Will you write out all the entries below exactly?

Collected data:
###
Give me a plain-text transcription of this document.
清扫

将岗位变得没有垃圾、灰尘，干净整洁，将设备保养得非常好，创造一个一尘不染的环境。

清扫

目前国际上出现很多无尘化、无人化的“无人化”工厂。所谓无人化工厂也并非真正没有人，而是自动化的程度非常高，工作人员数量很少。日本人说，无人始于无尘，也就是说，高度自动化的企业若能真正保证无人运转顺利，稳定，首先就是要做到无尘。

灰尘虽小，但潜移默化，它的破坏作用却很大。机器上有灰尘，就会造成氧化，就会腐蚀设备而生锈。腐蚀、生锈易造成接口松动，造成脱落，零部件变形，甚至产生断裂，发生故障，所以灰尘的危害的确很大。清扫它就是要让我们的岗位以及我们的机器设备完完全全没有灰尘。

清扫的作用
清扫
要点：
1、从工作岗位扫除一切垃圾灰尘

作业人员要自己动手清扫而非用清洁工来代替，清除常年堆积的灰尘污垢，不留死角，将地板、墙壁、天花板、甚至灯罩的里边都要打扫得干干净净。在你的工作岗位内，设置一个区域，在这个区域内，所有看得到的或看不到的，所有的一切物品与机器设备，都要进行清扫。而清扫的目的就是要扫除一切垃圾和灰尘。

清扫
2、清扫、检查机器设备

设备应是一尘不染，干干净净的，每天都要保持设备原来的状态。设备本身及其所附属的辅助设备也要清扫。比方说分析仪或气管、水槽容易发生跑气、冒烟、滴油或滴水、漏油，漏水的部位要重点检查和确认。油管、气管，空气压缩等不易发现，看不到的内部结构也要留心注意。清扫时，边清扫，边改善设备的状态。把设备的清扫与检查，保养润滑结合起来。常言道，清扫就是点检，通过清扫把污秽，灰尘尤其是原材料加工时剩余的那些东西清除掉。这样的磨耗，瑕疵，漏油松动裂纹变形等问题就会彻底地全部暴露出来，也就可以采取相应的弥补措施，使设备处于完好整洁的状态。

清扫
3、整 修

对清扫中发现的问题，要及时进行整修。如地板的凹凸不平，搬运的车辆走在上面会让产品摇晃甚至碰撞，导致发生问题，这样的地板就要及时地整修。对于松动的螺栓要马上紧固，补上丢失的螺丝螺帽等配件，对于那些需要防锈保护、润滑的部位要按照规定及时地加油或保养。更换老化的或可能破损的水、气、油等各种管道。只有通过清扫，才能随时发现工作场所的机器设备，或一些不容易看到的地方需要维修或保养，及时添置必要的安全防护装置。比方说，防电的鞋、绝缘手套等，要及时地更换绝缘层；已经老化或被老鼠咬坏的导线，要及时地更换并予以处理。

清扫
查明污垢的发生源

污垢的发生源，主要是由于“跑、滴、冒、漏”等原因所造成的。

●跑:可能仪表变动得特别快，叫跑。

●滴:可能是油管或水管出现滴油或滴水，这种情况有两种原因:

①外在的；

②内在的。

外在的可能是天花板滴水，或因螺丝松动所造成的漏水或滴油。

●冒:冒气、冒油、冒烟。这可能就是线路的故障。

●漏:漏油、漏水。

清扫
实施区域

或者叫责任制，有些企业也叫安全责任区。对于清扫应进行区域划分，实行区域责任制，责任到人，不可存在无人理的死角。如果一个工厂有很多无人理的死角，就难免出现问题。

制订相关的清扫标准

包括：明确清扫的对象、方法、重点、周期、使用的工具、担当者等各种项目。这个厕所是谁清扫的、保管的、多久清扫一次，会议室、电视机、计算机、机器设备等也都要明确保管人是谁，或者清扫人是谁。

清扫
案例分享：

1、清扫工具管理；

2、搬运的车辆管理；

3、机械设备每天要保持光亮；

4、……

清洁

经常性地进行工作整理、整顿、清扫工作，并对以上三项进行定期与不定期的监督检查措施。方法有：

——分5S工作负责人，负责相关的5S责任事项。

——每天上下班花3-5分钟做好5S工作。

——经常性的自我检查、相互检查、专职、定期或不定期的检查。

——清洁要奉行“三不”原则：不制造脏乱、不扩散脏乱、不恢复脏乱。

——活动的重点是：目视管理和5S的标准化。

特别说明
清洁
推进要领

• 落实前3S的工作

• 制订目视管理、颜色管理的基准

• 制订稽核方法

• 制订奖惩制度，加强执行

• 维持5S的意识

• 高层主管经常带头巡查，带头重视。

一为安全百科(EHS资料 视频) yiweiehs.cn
###
- [RESULT OF THE EXERCISE]:
Give me a plain-text transcription of this document.
清扫

将岗位变得没有垃圾、灰尘，干净整洁，将设备保养得非常好，创造一个一尘不染的环境。

清扫

目前国际上出现很多无尘化、无人化的“无人化”工厂。所谓无人化工厂也并非真正没有人，而是自动化的程度非常高，工作人员数量很少。日本人说，无人始于无尘，也就是说，高度自动化的企业若能真正保证无人运转顺利，稳定，首先就是要做到无尘。

灰尘虽小，但潜移默化，它的破坏作用却很大。机器上有灰尘，就会造成氧化，就会腐蚀设备而生锈。腐蚀、生锈易造成接口松动，造成脱落，零部件变形，甚至产生断裂，发生故障，所以灰尘的危害的确很大。清扫它就是要让我们的岗位以及我们的机器设备完完全全没有灰尘。

清扫的作用
清扫
要点：
1、从工作岗位扫除一切垃圾灰尘

作业人员要自己动手清扫而非用清洁工来代替，清除常年堆积的灰尘污垢，不留死角，将地板、墙壁、天花板、甚至灯罩的里边都要打扫得干干净净。在你的工作岗位内，设置一个区域，在这个区域内，所有看得到的或看不到的，所有的一切物品与机器设备，都要进行清扫。而清扫的目的就是要扫除一切垃圾和灰尘。

清扫
2、清扫、检查机器设备

设备应是一尘不染，干干净净的，每天都要保持设备原来的状态。设备本身及其所附属的辅助设备也要清扫。比方说分析仪或气管、水槽容易发生跑气、冒烟、滴油或滴水、漏油，漏水的部位要重点检查和确认。油管、气管，空气压缩等不易发现，看不到的内部结构也要留心注意。清扫时，边清扫，边改善设备的状态。把设备的清扫与检查，保养润滑结合起来。常言道，清扫就是点检，通过清扫把污秽，灰尘尤其是原材料加工时剩余的那些东西清除掉。这样的磨耗，瑕疵，漏油松动裂纹变形等问题就会彻底地全部暴露出来，也就可以采取相应的弥补措施，使设备处于完好整洁的状态。

清扫
3、整 修

对清扫中发现的问题，要及时进行整修。如地板的凹凸不平，搬运的车辆走在上面会让产品摇晃甚至碰撞，导致发生问题，这样的地板就要及时地整修。对于松动的螺栓要马上紧固，补上丢失的螺丝螺帽等配件，对于那些需要防锈保护、润滑的部位要按照规定及时地加油或保养。更换老化的或可能破损的水、气、油等各种管道。只有通过清扫，才能随时发现工作场所的机器设备，或一些不容易看到的地方需要维修或保养，及时添置必要的安全防护装置。比方说，防电的鞋、绝缘手套等，要及时地更换绝缘层；已经老化或被老鼠咬坏的导线，要及时地更换并予以处理。

清扫
查明污垢的发生源

污垢的发生源，主要是由于“跑、滴、冒、漏”等原因所造成的。

●跑:可能仪表变动得特别快，叫跑。

●滴:可能是油管或水管出现滴油或滴水，这种情况有两种原因:

①外在的；

②内在的。

外在的可能是天花板滴水，或因螺丝松动所造成的漏水或滴油。

●冒:冒气、冒油、冒烟。这可能就是线路的故障。

●漏:漏油、漏水。

清扫
实施区域

或者叫责任制，有些企业也叫安全责任区。对于清扫应进行区域划分，实行区域责任制，责任到人，不可存在无人理的死角。如果一个工厂有很多无人理的死角，就难免出现问题。

制订相关的清扫标准

包括：明确清扫的对象、方法、重点、周期、使用的工具、担当者等各种项目。这个厕所是谁清扫的、保管的、多久清扫一次，会议室、电视机、计算机、机器设备等也都要明确保管人是谁，或者清扫人是谁。

清扫
案例分享：

1、清扫工具管理；

2、搬运的车辆管理；

3、机械设备每天要保持光亮；

4、……

清洁

经常性地进行工作整理、整顿、清扫工作，并对以上三项进行定期与不定期的监督检查措施。方法有：

——分5S工作负责人，负责相关的5S责任事项。

——每天上下班花3-5分钟做好5S工作。

——经常性的自我检查、相互检查、专职、定期或不定期的检查。

——清洁要奉行“三不”原则：不制造脏乱、不扩散脏乱、不恢复脏乱。

——活动的重点是：目视管理和5S的标准化。

特别说明
清洁
推进要领

• 落实前3S的工作

• 制订目视管理、颜色管理的基准

• 制订稽核方法

• 制订奖惩制度，加强执行

• 维持5S的意识

• 高层主管经常带头巡查，带头重视。

一为安全百科(EHS资料 视频) yiweiehs.cn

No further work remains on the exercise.